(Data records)
· · · · ·

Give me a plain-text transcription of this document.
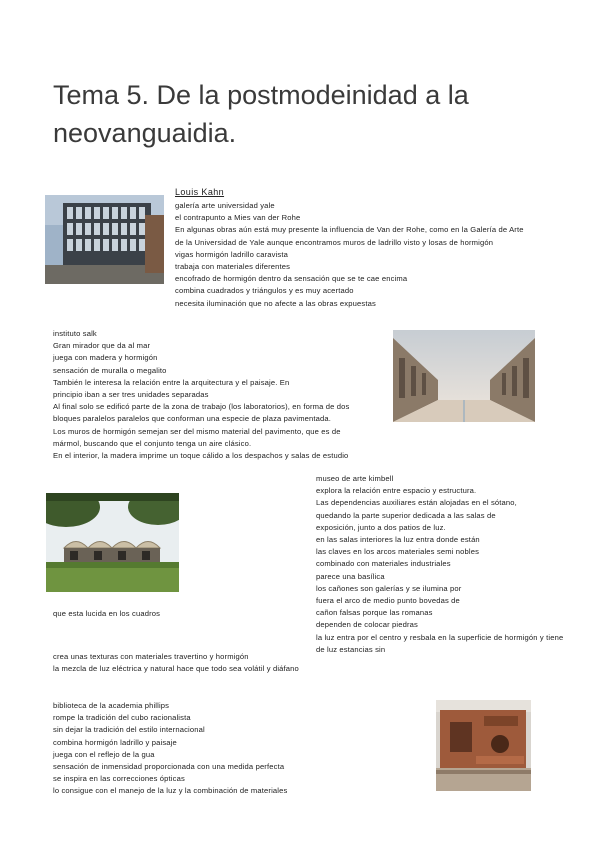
Tema 5. De la postmodeinidad a la
neovanguaidia.
Louis Kahn
galería arte universidad yale
el contrapunto a Mies van der Rohe
En algunas obras aún está muy presente la influencia de Van der Rohe, como en la Galería de Arte
de la Universidad de Yale aunque encontramos muros de ladrillo visto y losas de hormigón
vigas hormigón ladrillo caravista
trabaja con materiales diferentes
encofrado de hormigón dentro da sensación que se te cae encima
combina cuadrados y triángulos y es muy acertado
necesita iluminación que no afecte a las obras expuestas
instituto salk
Gran mirador que da al mar
juega con madera y hormigón
sensación de muralla o megalito
También le interesa la relación entre la arquitectura y el paisaje. En
principio iban a ser tres unidades separadas
Al final solo se edificó parte de la zona de trabajo (los laboratorios), en forma de dos
bloques paralelos paralelos que conforman una especie de plaza pavimentada.
Los muros de hormigón semejan ser del mismo material del pavimento, que es de
mármol, buscando que el conjunto tenga un aire clásico.
En el interior, la madera imprime un toque cálido a los despachos y salas de estudio
museo de arte kimbell
explora la relación entre espacio y estructura.
Las dependencias auxiliares están alojadas en el sótano,
quedando la parte superior dedicada a las salas de
exposición, junto a dos patios de luz.
en las salas interiores la luz entra donde están
las claves en los arcos materiales semi nobles
combinado con materiales industriales
parece una basílica
los cañones son galerías y se ilumina por
fuera el arco de medio punto bovedas de
cañon falsas porque las romanas
dependen de colocar piedras
la luz entra por el centro y resbala en la superficie de hormigón y tiene
de luz estancias sin
que esta lucida en los cuadros
crea unas texturas con materiales travertino y hormigón
la mezcla de luz eléctrica y natural hace que todo sea volátil y diáfano
biblioteca de la academia phillips
rompe la tradición del cubo racionalista
sin dejar la tradición del estilo internacional
combina hormigón ladrillo y paisaje
juega con el reflejo de la gua
sensación de inmensidad proporcionada con una medida perfecta
se inspira en las correcciones ópticas
lo consigue con el manejo de la luz y la combinación de materiales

· · · · ·

● Exercise details: Reproduce all of the material exactly, apart from the pictures.

● Response to the exercise:
Give me a plain-text transcription of this document.
Tema 5. De la postmodeinidad a la
neovanguaidia.
Louis Kahn
galería arte universidad yale
el contrapunto a Mies van der Rohe
En algunas obras aún está muy presente la influencia de Van der Rohe, como en la Galería de Arte
de la Universidad de Yale aunque encontramos muros de ladrillo visto y losas de hormigón
vigas hormigón ladrillo caravista
trabaja con materiales diferentes
encofrado de hormigón dentro da sensación que se te cae encima
combina cuadrados y triángulos y es muy acertado
necesita iluminación que no afecte a las obras expuestas
instituto salk
Gran mirador que da al mar
juega con madera y hormigón
sensación de muralla o megalito
También le interesa la relación entre la arquitectura y el paisaje. En
principio iban a ser tres unidades separadas
Al final solo se edificó parte de la zona de trabajo (los laboratorios), en forma de dos
bloques paralelos paralelos que conforman una especie de plaza pavimentada.
Los muros de hormigón semejan ser del mismo material del pavimento, que es de
mármol, buscando que el conjunto tenga un aire clásico.
En el interior, la madera imprime un toque cálido a los despachos y salas de estudio
museo de arte kimbell
explora la relación entre espacio y estructura.
Las dependencias auxiliares están alojadas en el sótano,
quedando la parte superior dedicada a las salas de
exposición, junto a dos patios de luz.
en las salas interiores la luz entra donde están
las claves en los arcos materiales semi nobles
combinado con materiales industriales
parece una basílica
los cañones son galerías y se ilumina por
fuera el arco de medio punto bovedas de
cañon falsas porque las romanas
dependen de colocar piedras
la luz entra por el centro y resbala en la superficie de hormigón y tiene
de luz estancias sin
que esta lucida en los cuadros
crea unas texturas con materiales travertino y hormigón
la mezcla de luz eléctrica y natural hace que todo sea volátil y diáfano
biblioteca de la academia phillips
rompe la tradición del cubo racionalista
sin dejar la tradición del estilo internacional
combina hormigón ladrillo y paisaje
juega con el reflejo de la gua
sensación de inmensidad proporcionada con una medida perfecta
se inspira en las correcciones ópticas
lo consigue con el manejo de la luz y la combinación de materiales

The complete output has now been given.